• _Exercise directions_: Skip every picture and transcribe the remaining material exactly.

• _Information given_:
┄┄┄┄┄┄

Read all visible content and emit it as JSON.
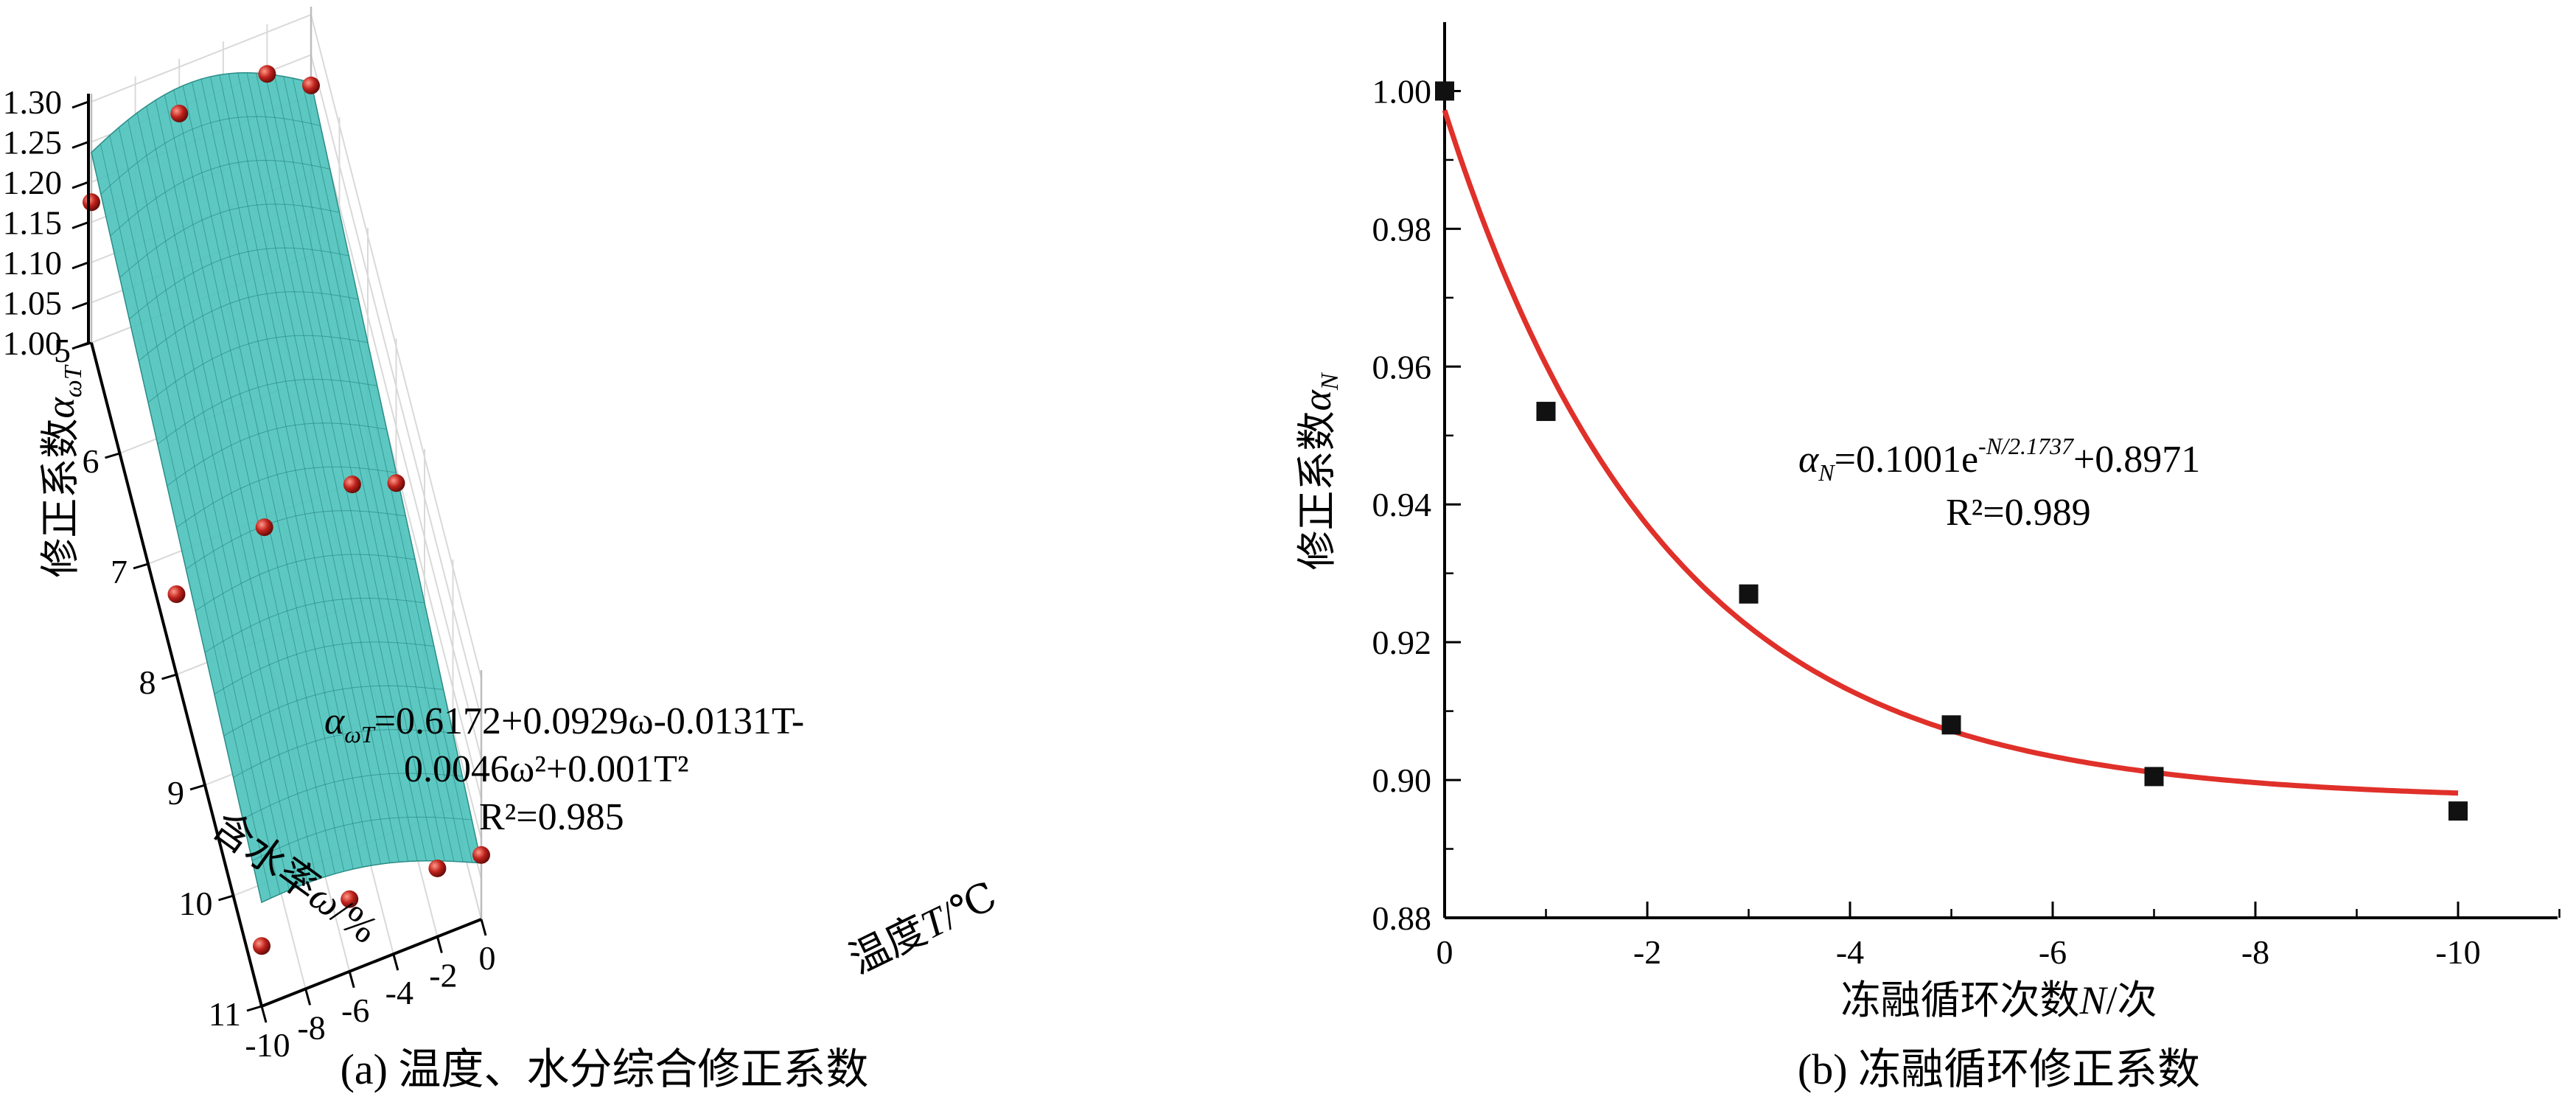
{
  "chart_data": [
    {
      "type": "3d-surface-scatter",
      "caption": "(a) 温度、水分综合修正系数",
      "xlabel": "含水率ω/%",
      "ylabel": "温度T/℃",
      "zlabel": "修正系数α_ωT",
      "xlabel_parts": {
        "pre": "含水率",
        "var": "ω",
        "post": "/%"
      },
      "ylabel_parts": {
        "pre": "温度",
        "var": "T",
        "post": "/℃"
      },
      "zlabel_parts": {
        "pre": "修正系数",
        "var": "α",
        "sub": "ωT"
      },
      "x_ticks": [
        "5",
        "6",
        "7",
        "8",
        "9",
        "10",
        "11"
      ],
      "y_ticks": [
        "-10",
        "-8",
        "-6",
        "-4",
        "-2",
        "0"
      ],
      "z_ticks": [
        "1.00",
        "1.05",
        "1.10",
        "1.15",
        "1.20",
        "1.25",
        "1.30"
      ],
      "xlim": [
        5,
        11
      ],
      "ylim": [
        -10,
        0
      ],
      "zlim": [
        1.0,
        1.3
      ],
      "surface_color": "#4fc3bd",
      "point_color": "#c0221c",
      "equation": {
        "lhs_var": "α",
        "lhs_sub": "ωT",
        "line1": "=0.6172+0.0929ω-0.0131T-",
        "line2": "0.0046ω²+0.001T²",
        "r2": "R²=0.985"
      },
      "points": [
        {
          "x": 5,
          "y": -10,
          "z": 1.175
        },
        {
          "x": 5,
          "y": -6,
          "z": 1.242
        },
        {
          "x": 5,
          "y": -2,
          "z": 1.248
        },
        {
          "x": 5,
          "y": 0,
          "z": 1.212
        },
        {
          "x": 8,
          "y": -10,
          "z": 1.1
        },
        {
          "x": 8,
          "y": -6,
          "z": 1.14
        },
        {
          "x": 8,
          "y": -2,
          "z": 1.15
        },
        {
          "x": 8,
          "y": 0,
          "z": 1.13
        },
        {
          "x": 11,
          "y": -10,
          "z": 1.075
        },
        {
          "x": 11,
          "y": -6,
          "z": 1.09
        },
        {
          "x": 11,
          "y": -2,
          "z": 1.085
        },
        {
          "x": 11,
          "y": 0,
          "z": 1.08
        }
      ]
    },
    {
      "type": "scatter",
      "caption": "(b) 冻融循环修正系数",
      "xlabel": "冻融循环次数N/次",
      "ylabel": "修正系数α_N",
      "xlabel_parts": {
        "pre": "冻融循环次数",
        "var": "N",
        "post": "/次"
      },
      "ylabel_parts": {
        "pre": "修正系数",
        "var": "α",
        "sub": "N"
      },
      "x_ticks": [
        "0",
        "-2",
        "-4",
        "-6",
        "-8",
        "-10"
      ],
      "y_ticks": [
        "0.88",
        "0.90",
        "0.92",
        "0.94",
        "0.96",
        "0.98",
        "1.00"
      ],
      "xlim": [
        0,
        -11.2
      ],
      "ylim": [
        0.88,
        1.01
      ],
      "marker_color": "#111111",
      "curve_color": "#e0302a",
      "x": [
        0,
        -1,
        -3,
        -5,
        -7,
        -10
      ],
      "y": [
        1.0,
        0.9535,
        0.927,
        0.908,
        0.9005,
        0.8955
      ],
      "fit": {
        "a": 0.1001,
        "b": 2.1737,
        "c": 0.8971,
        "x_range": [
          0,
          -10
        ]
      },
      "equation": {
        "lhs_var": "α",
        "lhs_sub": "N",
        "mid": "=0.1001e",
        "sup": "-N/2.1737",
        "tail": "+0.8971",
        "r2": "R²=0.989"
      }
    }
  ]
}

┄┄┄┄┄┄

• _Answer to the exercise_:
Read all visible content and emit it as JSON.
{
  "chart_data": [
    {
      "type": "3d-surface-scatter",
      "caption": "(a) 温度、水分综合修正系数",
      "xlabel": "含水率ω/%",
      "ylabel": "温度T/℃",
      "zlabel": "修正系数α_ωT",
      "xlabel_parts": {
        "pre": "含水率",
        "var": "ω",
        "post": "/%"
      },
      "ylabel_parts": {
        "pre": "温度",
        "var": "T",
        "post": "/℃"
      },
      "zlabel_parts": {
        "pre": "修正系数",
        "var": "α",
        "sub": "ωT"
      },
      "x_ticks": [
        "5",
        "6",
        "7",
        "8",
        "9",
        "10",
        "11"
      ],
      "y_ticks": [
        "-10",
        "-8",
        "-6",
        "-4",
        "-2",
        "0"
      ],
      "z_ticks": [
        "1.00",
        "1.05",
        "1.10",
        "1.15",
        "1.20",
        "1.25",
        "1.30"
      ],
      "xlim": [
        5,
        11
      ],
      "ylim": [
        -10,
        0
      ],
      "zlim": [
        1.0,
        1.3
      ],
      "surface_color": "#4fc3bd",
      "point_color": "#c0221c",
      "equation": {
        "lhs_var": "α",
        "lhs_sub": "ωT",
        "line1": "=0.6172+0.0929ω-0.0131T-",
        "line2": "0.0046ω²+0.001T²",
        "r2": "R²=0.985"
      },
      "points": [
        {
          "x": 5,
          "y": -10,
          "z": 1.175
        },
        {
          "x": 5,
          "y": -6,
          "z": 1.242
        },
        {
          "x": 5,
          "y": -2,
          "z": 1.248
        },
        {
          "x": 5,
          "y": 0,
          "z": 1.212
        },
        {
          "x": 8,
          "y": -10,
          "z": 1.1
        },
        {
          "x": 8,
          "y": -6,
          "z": 1.14
        },
        {
          "x": 8,
          "y": -2,
          "z": 1.15
        },
        {
          "x": 8,
          "y": 0,
          "z": 1.13
        },
        {
          "x": 11,
          "y": -10,
          "z": 1.075
        },
        {
          "x": 11,
          "y": -6,
          "z": 1.09
        },
        {
          "x": 11,
          "y": -2,
          "z": 1.085
        },
        {
          "x": 11,
          "y": 0,
          "z": 1.08
        }
      ]
    },
    {
      "type": "scatter",
      "caption": "(b) 冻融循环修正系数",
      "xlabel": "冻融循环次数N/次",
      "ylabel": "修正系数α_N",
      "xlabel_parts": {
        "pre": "冻融循环次数",
        "var": "N",
        "post": "/次"
      },
      "ylabel_parts": {
        "pre": "修正系数",
        "var": "α",
        "sub": "N"
      },
      "x_ticks": [
        "0",
        "-2",
        "-4",
        "-6",
        "-8",
        "-10"
      ],
      "y_ticks": [
        "0.88",
        "0.90",
        "0.92",
        "0.94",
        "0.96",
        "0.98",
        "1.00"
      ],
      "xlim": [
        0,
        -11.2
      ],
      "ylim": [
        0.88,
        1.01
      ],
      "marker_color": "#111111",
      "curve_color": "#e0302a",
      "x": [
        0,
        -1,
        -3,
        -5,
        -7,
        -10
      ],
      "y": [
        1.0,
        0.9535,
        0.927,
        0.908,
        0.9005,
        0.8955
      ],
      "fit": {
        "a": 0.1001,
        "b": 2.1737,
        "c": 0.8971,
        "x_range": [
          0,
          -10
        ]
      },
      "equation": {
        "lhs_var": "α",
        "lhs_sub": "N",
        "mid": "=0.1001e",
        "sup": "-N/2.1737",
        "tail": "+0.8971",
        "r2": "R²=0.989"
      }
    }
  ]
}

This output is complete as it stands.